- Exercise:
Repeat, without any change, the entries presented below.

------

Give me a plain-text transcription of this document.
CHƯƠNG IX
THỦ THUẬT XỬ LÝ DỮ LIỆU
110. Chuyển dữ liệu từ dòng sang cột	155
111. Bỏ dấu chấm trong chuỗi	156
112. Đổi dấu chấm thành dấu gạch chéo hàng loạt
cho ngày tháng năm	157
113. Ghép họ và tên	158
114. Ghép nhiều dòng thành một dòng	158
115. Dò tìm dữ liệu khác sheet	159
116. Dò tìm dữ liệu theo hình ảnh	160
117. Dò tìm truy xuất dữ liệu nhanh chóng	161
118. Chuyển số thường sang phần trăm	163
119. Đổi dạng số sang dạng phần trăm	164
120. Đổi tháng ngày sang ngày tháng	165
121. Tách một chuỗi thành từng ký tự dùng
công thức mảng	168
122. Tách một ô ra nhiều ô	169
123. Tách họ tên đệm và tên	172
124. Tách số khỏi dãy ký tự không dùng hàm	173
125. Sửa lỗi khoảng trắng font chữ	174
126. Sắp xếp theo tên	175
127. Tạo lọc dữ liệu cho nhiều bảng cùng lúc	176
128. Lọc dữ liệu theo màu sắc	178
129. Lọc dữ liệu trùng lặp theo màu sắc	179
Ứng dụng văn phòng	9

------

- Output of the exercise:
Give me a plain-text transcription of this document.
CHƯƠNG IX
THỦ THUẬT XỬ LÝ DỮ LIỆU
110. Chuyển dữ liệu từ dòng sang cột	155
111. Bỏ dấu chấm trong chuỗi	156
112. Đổi dấu chấm thành dấu gạch chéo hàng loạt
cho ngày tháng năm	157
113. Ghép họ và tên	158
114. Ghép nhiều dòng thành một dòng	158
115. Dò tìm dữ liệu khác sheet	159
116. Dò tìm dữ liệu theo hình ảnh	160
117. Dò tìm truy xuất dữ liệu nhanh chóng	161
118. Chuyển số thường sang phần trăm	163
119. Đổi dạng số sang dạng phần trăm	164
120. Đổi tháng ngày sang ngày tháng	165
121. Tách một chuỗi thành từng ký tự dùng
công thức mảng	168
122. Tách một ô ra nhiều ô	169
123. Tách họ tên đệm và tên	172
124. Tách số khỏi dãy ký tự không dùng hàm	173
125. Sửa lỗi khoảng trắng font chữ	174
126. Sắp xếp theo tên	175
127. Tạo lọc dữ liệu cho nhiều bảng cùng lúc	176
128. Lọc dữ liệu theo màu sắc	178
129. Lọc dữ liệu trùng lặp theo màu sắc	179
Ứng dụng văn phòng	9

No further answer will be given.